[Collected data]

## Start

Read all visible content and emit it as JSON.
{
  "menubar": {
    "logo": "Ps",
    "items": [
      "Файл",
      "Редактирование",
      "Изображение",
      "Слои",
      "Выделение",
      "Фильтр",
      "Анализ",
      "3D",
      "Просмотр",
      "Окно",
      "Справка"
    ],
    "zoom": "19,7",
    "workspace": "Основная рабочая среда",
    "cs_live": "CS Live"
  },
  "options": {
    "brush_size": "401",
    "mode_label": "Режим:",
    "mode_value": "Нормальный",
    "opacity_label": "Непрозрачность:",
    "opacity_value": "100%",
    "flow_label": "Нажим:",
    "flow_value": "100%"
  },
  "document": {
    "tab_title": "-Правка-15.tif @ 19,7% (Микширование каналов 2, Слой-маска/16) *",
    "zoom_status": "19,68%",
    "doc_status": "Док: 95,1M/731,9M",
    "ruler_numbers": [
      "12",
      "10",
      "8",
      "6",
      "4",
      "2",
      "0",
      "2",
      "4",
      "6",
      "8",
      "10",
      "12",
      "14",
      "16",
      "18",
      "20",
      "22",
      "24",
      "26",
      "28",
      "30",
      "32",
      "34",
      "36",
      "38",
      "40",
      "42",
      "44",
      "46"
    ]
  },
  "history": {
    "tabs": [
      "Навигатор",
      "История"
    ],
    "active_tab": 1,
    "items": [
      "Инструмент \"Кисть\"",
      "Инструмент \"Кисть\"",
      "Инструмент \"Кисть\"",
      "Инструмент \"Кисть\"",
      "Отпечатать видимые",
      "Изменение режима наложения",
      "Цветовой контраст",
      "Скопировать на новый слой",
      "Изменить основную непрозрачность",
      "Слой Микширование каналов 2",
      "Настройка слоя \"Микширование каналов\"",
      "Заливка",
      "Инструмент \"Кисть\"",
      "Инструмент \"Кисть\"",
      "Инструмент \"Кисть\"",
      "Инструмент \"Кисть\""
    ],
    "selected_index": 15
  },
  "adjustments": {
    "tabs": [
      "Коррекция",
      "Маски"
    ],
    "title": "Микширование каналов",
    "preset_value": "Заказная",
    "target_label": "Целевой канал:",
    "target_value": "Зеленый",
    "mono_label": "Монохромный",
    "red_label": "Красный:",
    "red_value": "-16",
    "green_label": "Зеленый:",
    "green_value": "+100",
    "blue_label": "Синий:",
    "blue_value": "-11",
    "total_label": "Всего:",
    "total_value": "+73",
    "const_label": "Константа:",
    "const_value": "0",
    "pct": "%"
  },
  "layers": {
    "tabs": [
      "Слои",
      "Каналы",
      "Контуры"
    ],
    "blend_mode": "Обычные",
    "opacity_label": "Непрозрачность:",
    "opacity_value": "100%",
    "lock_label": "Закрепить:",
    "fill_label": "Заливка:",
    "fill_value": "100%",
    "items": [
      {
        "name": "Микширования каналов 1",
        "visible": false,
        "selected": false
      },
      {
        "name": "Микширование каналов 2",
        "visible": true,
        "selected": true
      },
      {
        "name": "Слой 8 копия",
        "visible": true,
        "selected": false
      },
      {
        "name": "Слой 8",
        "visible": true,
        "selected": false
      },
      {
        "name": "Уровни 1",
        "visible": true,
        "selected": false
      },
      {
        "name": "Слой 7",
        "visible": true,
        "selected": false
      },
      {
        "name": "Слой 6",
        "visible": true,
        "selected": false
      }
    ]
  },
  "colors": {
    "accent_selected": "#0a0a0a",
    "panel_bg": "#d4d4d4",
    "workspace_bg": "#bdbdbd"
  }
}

## End

Task requirements –
Write the data out again in full and exactly.

Expected answer –
Read all visible content and emit it as JSON.
{
  "menubar": {
    "logo": "Ps",
    "items": [
      "Файл",
      "Редактирование",
      "Изображение",
      "Слои",
      "Выделение",
      "Фильтр",
      "Анализ",
      "3D",
      "Просмотр",
      "Окно",
      "Справка"
    ],
    "zoom": "19,7",
    "workspace": "Основная рабочая среда",
    "cs_live": "CS Live"
  },
  "options": {
    "brush_size": "401",
    "mode_label": "Режим:",
    "mode_value": "Нормальный",
    "opacity_label": "Непрозрачность:",
    "opacity_value": "100%",
    "flow_label": "Нажим:",
    "flow_value": "100%"
  },
  "document": {
    "tab_title": "-Правка-15.tif @ 19,7% (Микширование каналов 2, Слой-маска/16) *",
    "zoom_status": "19,68%",
    "doc_status": "Док: 95,1M/731,9M",
    "ruler_numbers": [
      "12",
      "10",
      "8",
      "6",
      "4",
      "2",
      "0",
      "2",
      "4",
      "6",
      "8",
      "10",
      "12",
      "14",
      "16",
      "18",
      "20",
      "22",
      "24",
      "26",
      "28",
      "30",
      "32",
      "34",
      "36",
      "38",
      "40",
      "42",
      "44",
      "46"
    ]
  },
  "history": {
    "tabs": [
      "Навигатор",
      "История"
    ],
    "active_tab": 1,
    "items": [
      "Инструмент \"Кисть\"",
      "Инструмент \"Кисть\"",
      "Инструмент \"Кисть\"",
      "Инструмент \"Кисть\"",
      "Отпечатать видимые",
      "Изменение режима наложения",
      "Цветовой контраст",
      "Скопировать на новый слой",
      "Изменить основную непрозрачность",
      "Слой Микширование каналов 2",
      "Настройка слоя \"Микширование каналов\"",
      "Заливка",
      "Инструмент \"Кисть\"",
      "Инструмент \"Кисть\"",
      "Инструмент \"Кисть\"",
      "Инструмент \"Кисть\""
    ],
    "selected_index": 15
  },
  "adjustments": {
    "tabs": [
      "Коррекция",
      "Маски"
    ],
    "title": "Микширование каналов",
    "preset_value": "Заказная",
    "target_label": "Целевой канал:",
    "target_value": "Зеленый",
    "mono_label": "Монохромный",
    "red_label": "Красный:",
    "red_value": "-16",
    "green_label": "Зеленый:",
    "green_value": "+100",
    "blue_label": "Синий:",
    "blue_value": "-11",
    "total_label": "Всего:",
    "total_value": "+73",
    "const_label": "Константа:",
    "const_value": "0",
    "pct": "%"
  },
  "layers": {
    "tabs": [
      "Слои",
      "Каналы",
      "Контуры"
    ],
    "blend_mode": "Обычные",
    "opacity_label": "Непрозрачность:",
    "opacity_value": "100%",
    "lock_label": "Закрепить:",
    "fill_label": "Заливка:",
    "fill_value": "100%",
    "items": [
      {
        "name": "Микширования каналов 1",
        "visible": false,
        "selected": false
      },
      {
        "name": "Микширование каналов 2",
        "visible": true,
        "selected": true
      },
      {
        "name": "Слой 8 копия",
        "visible": true,
        "selected": false
      },
      {
        "name": "Слой 8",
        "visible": true,
        "selected": false
      },
      {
        "name": "Уровни 1",
        "visible": true,
        "selected": false
      },
      {
        "name": "Слой 7",
        "visible": true,
        "selected": false
      },
      {
        "name": "Слой 6",
        "visible": true,
        "selected": false
      }
    ]
  },
  "colors": {
    "accent_selected": "#0a0a0a",
    "panel_bg": "#d4d4d4",
    "workspace_bg": "#bdbdbd"
  }
}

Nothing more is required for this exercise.